図3】ピン穴の軸線を含む面に沿った同ピストンの縦断面図である。
図4】ピン穴の部分の拡大縦断面図である。
図5】ディンプル加工によるピン穴表面の粗さの測定点を示すピストンのピンボス部分の要部断面図とその説明図である。
図6】ピン穴の内表面の構造を示す拡大断面図である。
図7】ピン穴の表面のSEMによる撮影画像である。
図8】ディンプル加工したピン穴の断面のミクロ組織の画像である。
図9】ピン穴の強度改善の結果を示すグラフである。
図10】ピストンの耐久試験の結果を示すグラフである。
図11】ピン穴の加工を行なうためのピストンの取付け構造を示す縦断面図である。
図12】ピン穴の加工の工程を順を追って説明する工程図である。
図13】別の実施の形態の内燃機関用ピストンの縦断面図である。
図14】同ピストンのピン穴の中心軸に沿う断面図である。
【発明を実施するための形態】
【0024】
以下本願発明を図示の実施の形態によって説明する。
【0025】
図1図3は、第1の実施の形態のピストンの全体の構成を示すものである。このピストンは、例えばシリコンを10〜20%含有するアルミニウムシリコン合金によって鋳造されたピストンであって、直噴型ディーゼルエンジンに用いられるものである。ピストンはその上面が平坦な面になっており、この平坦な面のほぼ中央部に、燃焼室10が凹部によって形成されている。そしてこのピストンの外周面上には、上から順に3本のリング溝11、12、13が形成されている。これらのリング溝には、ピストンリングあるいはオイルリングが装着されるようになっている。またとくに図2に示すように、ピストンの内部であってリング溝11、12、13の内側で、しかも燃焼室10の斜め下方には、このピストンの内部を円周方向に貫通するように冷却用空洞14が形成されている。冷却用空洞14には下側からオイルが噴射されて循環することにより、運転時における温度上昇を抑えるようになっている。

=== データ欄 ===
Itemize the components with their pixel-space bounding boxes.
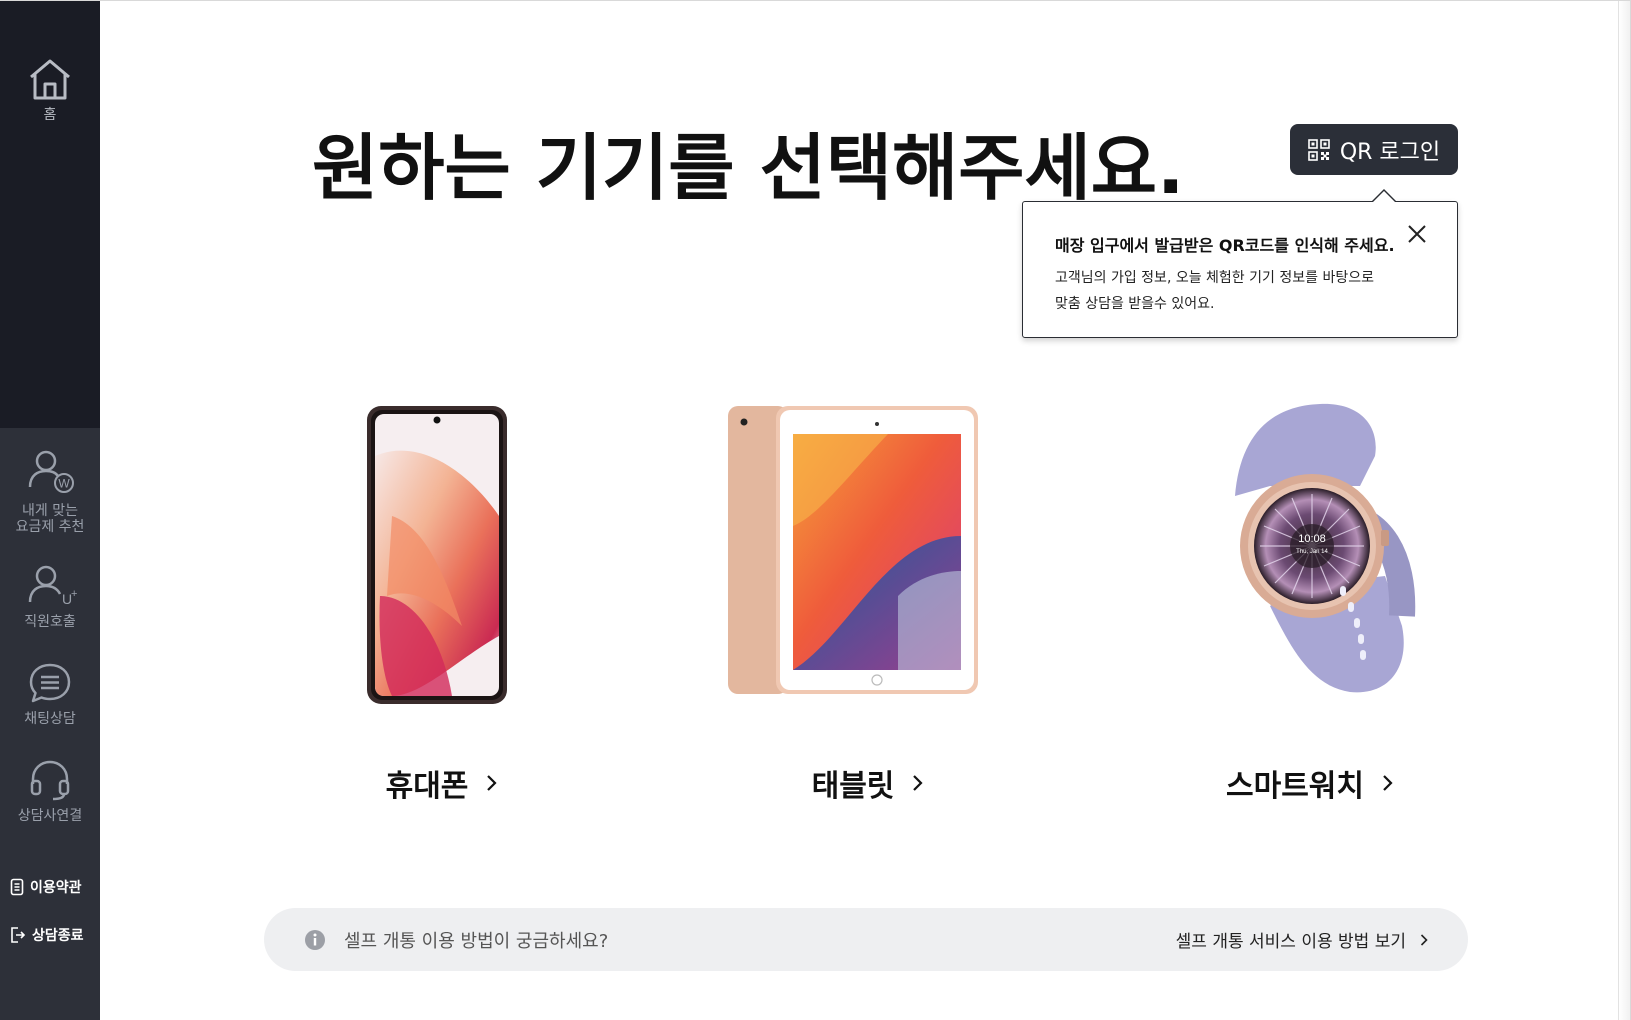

=== 演習の条件 ===
1 - ピストンに関する本文で符号が付されている部位を、その符号とともにすべて挙げよ。
2 - ピストンに関する本文を、最後の文の後から書き継げ。
データは本文とは別の資料である。

=== 演習の解答 ===
1 - 燃焼室（10）、リング溝（11、12、13）、冷却用空洞（14）

2 -
【0026】
次にこのピストンのコネクティングロッドとの連結構造のための構成について説明する。ピストンの下側の部分には、このピストンの軸線と直交するように一対のピンボス18が形成されている。ピンボス18には、その中心部を貫通するようにピン穴20が形成されている。このピン穴20には、図3において鎖線で示すピストンピン21が挿入されるようになっている。ピストンピン21はこのピストンとコネクティングロッド22とを連結するものである。そしてピン穴20に挿入されたピストンピン21が脱落しないように、係止リング溝24が形成され、この係止リング溝24に装着される係止リングによってピストンピン21の軸線方向の移動を押さえるようにしている。
【0027】
次に上記ピストンピン21が挿入されるピン穴20の内表面の構成について図4により説明する。ピン穴20は、その軸線方向の中間の部分がストレート部26から構成されるとともに、ピストン中心側の部分がテーパ部27になっている。またピストン外周側の部分がテーパ部28から構成されている。ピストン中心側のテーパ部27は、それぞれ異なる角度を持つ3つのテーパを段階的に組合わせたテーパ部となっている。またピストン外周側のテーパ部28は、3つのテーパを段階的に組合わせた構造になっている。一般にテーパ角は、20分以内の角度であって、しかも2〜4段階の傾斜角で順次段階的に変化させ、傾斜角が0度のストレート部26と連続されるような値に設定することが好適である。
【0028】
しかもピン穴20の内表面には、図6に示すようなディンプル加工による凹部33と、ディンプル加工による初晶シリコンの微細化による微細層とが形成されている。この凹部33は、後述するマイクロピーニング処理によって形成される。また微細層34は、アルミニウムとともに合金を形成する初晶シリコンを球形粒子の噴射によって物理的に微細化してピン穴20の内表面に沿って形成されている。しかもここでは、とくに図4に示すように、ピン穴20の外周側の端部にはディンプル加工が施されないようにしている。すなわちディンプル加工時に、予めピン穴20の内表面であって外周側の部分にポリウレタン、硬質ゴム、POM樹脂等から成るマスク32を被せておき、この状態で噴射加工を行なうことによって、マスク32が被された部分以外のピン穴20の内表面にディンプル加工による凹部33が無数に形成されるようにしている。図6に示される凹部33が潤滑油の保持のための油溜まりとなり、これによってピストンピン21とピン穴20との間のより良好な潤滑を達成するようにしている。しかもマスク32によって係止リング溝24への球形粒子の噴射が回避されるために、係止リング溝24のエッジがだれることがない。
【0029】
ここでマイクロピーニング処理は、次のような条件で行なう。
【0030】
球形粒子の噴射角度:20〜60度(ピン穴20の表面に対する角度)
噴射圧力:0.20〜1.0MPa
投射物質:球形粒子(粒度分布の中心径20〜200μm)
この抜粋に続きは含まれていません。